Data entries for graphics:
________________

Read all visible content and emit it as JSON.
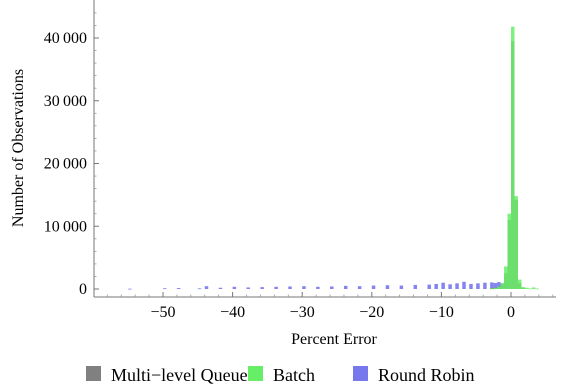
{
  "chart_data": {
    "type": "bar",
    "title": "",
    "xlabel": "Percent Error",
    "ylabel": "Number of Observations",
    "xlim": [
      -60,
      7
    ],
    "ylim": [
      -1200,
      46000
    ],
    "bin_width": 0.5,
    "x_ticks": [
      -50,
      -40,
      -30,
      -20,
      -10,
      0
    ],
    "x_tick_labels": [
      "−50",
      "−40",
      "−30",
      "−20",
      "−10",
      "0"
    ],
    "y_ticks": [
      0,
      10000,
      20000,
      30000,
      40000
    ],
    "y_tick_labels": [
      "0",
      "10 000",
      "20 000",
      "30 000",
      "40 000"
    ],
    "legend_position": "bottom",
    "grid": false,
    "series": [
      {
        "name": "Multi−level Queue",
        "color": "#808080",
        "x": [
          -3.0,
          -2.5,
          -2.0,
          -1.5,
          -1.0,
          -0.5,
          0.0,
          0.5,
          1.0,
          1.5
        ],
        "values": [
          150,
          220,
          350,
          700,
          2500,
          11000,
          39500,
          14200,
          900,
          200
        ]
      },
      {
        "name": "Batch",
        "color": "#66ee66",
        "x": [
          -3.0,
          -2.5,
          -2.0,
          -1.5,
          -1.0,
          -0.5,
          0.0,
          0.5,
          1.0,
          1.5,
          2.0,
          2.5,
          3.0,
          3.5
        ],
        "values": [
          100,
          180,
          380,
          900,
          3600,
          12000,
          41800,
          14800,
          1500,
          300,
          200,
          100,
          250,
          80
        ]
      },
      {
        "name": "Round Robin",
        "color": "#7777ee",
        "x": [
          -55,
          -50,
          -48,
          -45,
          -44,
          -42,
          -40,
          -38,
          -36,
          -34,
          -32,
          -30,
          -28,
          -26,
          -24,
          -22,
          -20,
          -18,
          -16,
          -14,
          -12,
          -11,
          -10,
          -9,
          -8,
          -7,
          -6,
          -5,
          -4,
          -3,
          -2.5,
          -2,
          -1.5,
          -1
        ],
        "values": [
          50,
          120,
          150,
          100,
          450,
          200,
          350,
          250,
          300,
          350,
          400,
          450,
          350,
          400,
          500,
          450,
          550,
          600,
          550,
          650,
          700,
          800,
          1000,
          750,
          900,
          1150,
          800,
          900,
          1000,
          1050,
          950,
          1100,
          900,
          600
        ]
      }
    ]
  }
}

________________

### Task instructions
Scan the lines for the string "color". Copy out each line that matches.

### The response
        "color": "#808080",
        "color": "#66ee66",
        "color": "#7777ee",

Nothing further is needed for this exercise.